(Stored records)
:::

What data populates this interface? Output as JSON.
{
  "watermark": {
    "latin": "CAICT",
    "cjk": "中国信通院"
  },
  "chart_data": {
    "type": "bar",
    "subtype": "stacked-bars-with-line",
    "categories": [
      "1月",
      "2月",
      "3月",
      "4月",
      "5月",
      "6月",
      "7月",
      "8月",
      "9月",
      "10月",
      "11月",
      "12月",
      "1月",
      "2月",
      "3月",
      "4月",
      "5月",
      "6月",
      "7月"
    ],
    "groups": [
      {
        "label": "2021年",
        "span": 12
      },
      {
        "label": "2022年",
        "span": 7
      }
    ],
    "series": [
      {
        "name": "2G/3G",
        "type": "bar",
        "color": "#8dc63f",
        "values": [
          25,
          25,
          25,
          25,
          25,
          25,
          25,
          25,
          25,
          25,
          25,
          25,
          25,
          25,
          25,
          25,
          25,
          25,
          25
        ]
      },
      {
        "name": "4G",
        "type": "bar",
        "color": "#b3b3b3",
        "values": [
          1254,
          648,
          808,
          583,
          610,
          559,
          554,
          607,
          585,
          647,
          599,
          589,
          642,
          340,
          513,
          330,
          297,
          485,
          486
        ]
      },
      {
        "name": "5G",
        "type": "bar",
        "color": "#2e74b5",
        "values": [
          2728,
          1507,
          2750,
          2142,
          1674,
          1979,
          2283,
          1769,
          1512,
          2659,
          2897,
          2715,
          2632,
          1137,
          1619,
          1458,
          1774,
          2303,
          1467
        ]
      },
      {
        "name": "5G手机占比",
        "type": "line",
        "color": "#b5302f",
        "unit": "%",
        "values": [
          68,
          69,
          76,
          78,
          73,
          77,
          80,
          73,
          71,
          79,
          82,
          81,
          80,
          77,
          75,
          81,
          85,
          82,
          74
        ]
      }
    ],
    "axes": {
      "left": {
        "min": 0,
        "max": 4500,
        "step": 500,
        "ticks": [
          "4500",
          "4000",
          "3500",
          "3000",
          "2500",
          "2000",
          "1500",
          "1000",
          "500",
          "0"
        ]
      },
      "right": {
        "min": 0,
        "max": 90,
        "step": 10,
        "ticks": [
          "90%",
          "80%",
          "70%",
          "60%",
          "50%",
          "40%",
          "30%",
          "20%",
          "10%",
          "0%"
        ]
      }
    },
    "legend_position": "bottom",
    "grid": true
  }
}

:::

Using the entries above, return each line in which the word "name" occurs.

        "name": "2G/3G",
        "name": "4G",
        "name": "5G",
        "name": "5G手机占比",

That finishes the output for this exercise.